** BEGIN **

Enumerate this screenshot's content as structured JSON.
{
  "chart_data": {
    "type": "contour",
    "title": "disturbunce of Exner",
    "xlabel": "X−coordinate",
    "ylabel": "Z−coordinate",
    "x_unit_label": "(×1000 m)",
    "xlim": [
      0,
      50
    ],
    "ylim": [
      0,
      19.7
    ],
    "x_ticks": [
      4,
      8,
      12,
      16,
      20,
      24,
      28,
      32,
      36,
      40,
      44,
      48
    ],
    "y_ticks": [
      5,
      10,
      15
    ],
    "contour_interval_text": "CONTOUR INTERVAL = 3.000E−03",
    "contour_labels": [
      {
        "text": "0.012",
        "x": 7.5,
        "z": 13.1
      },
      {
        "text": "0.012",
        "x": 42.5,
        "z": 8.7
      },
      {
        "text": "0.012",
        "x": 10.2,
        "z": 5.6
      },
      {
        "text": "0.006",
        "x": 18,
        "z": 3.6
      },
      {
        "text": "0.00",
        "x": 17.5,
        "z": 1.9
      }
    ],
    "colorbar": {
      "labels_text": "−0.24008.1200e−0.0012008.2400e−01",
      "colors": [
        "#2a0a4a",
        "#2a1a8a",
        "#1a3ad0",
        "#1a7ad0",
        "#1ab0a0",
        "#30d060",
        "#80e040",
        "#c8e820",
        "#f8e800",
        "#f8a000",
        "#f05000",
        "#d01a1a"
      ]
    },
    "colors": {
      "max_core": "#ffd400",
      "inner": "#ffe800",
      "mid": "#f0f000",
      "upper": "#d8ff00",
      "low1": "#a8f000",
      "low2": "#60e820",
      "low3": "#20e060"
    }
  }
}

** END **
** BEGIN **

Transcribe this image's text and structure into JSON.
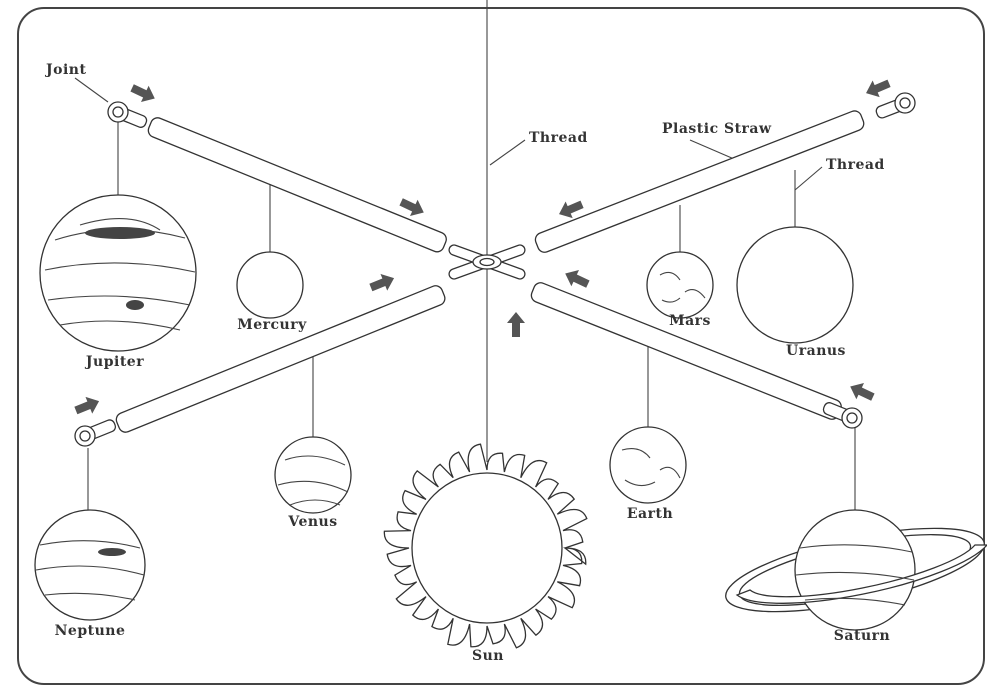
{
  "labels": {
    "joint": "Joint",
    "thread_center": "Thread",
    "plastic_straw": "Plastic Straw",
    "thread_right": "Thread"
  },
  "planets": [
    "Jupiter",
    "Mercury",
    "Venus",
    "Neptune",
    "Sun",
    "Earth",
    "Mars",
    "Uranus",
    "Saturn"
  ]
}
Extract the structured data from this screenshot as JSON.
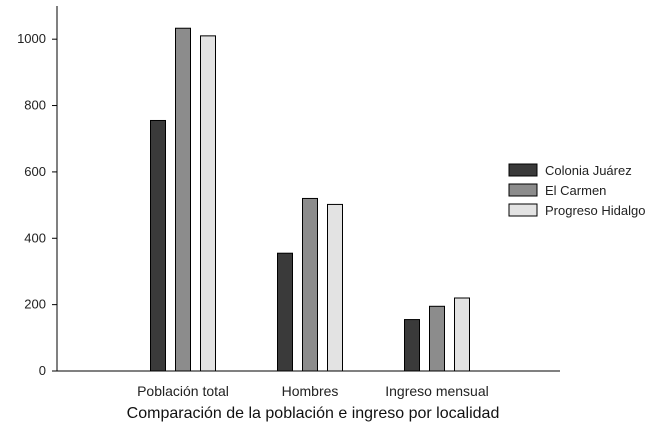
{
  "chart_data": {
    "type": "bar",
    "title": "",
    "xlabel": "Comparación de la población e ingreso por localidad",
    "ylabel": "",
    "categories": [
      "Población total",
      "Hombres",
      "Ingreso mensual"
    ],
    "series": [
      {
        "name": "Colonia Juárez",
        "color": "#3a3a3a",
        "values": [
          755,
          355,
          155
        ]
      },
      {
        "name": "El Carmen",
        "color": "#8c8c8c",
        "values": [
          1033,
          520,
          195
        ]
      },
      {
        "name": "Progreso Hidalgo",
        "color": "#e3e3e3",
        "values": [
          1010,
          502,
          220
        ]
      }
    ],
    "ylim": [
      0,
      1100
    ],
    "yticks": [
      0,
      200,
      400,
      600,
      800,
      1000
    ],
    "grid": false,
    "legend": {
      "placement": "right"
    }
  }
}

** END **

* [YOUR OBJECTIVE]
Which lines in the data above contain "JSON"? Show each one.

* [COMPLETED EXERCISE]
Enumerate this screenshot's content as structured JSON.
Transcribe this image's text and structure into JSON.
Extract the structured data from this screenshot as JSON.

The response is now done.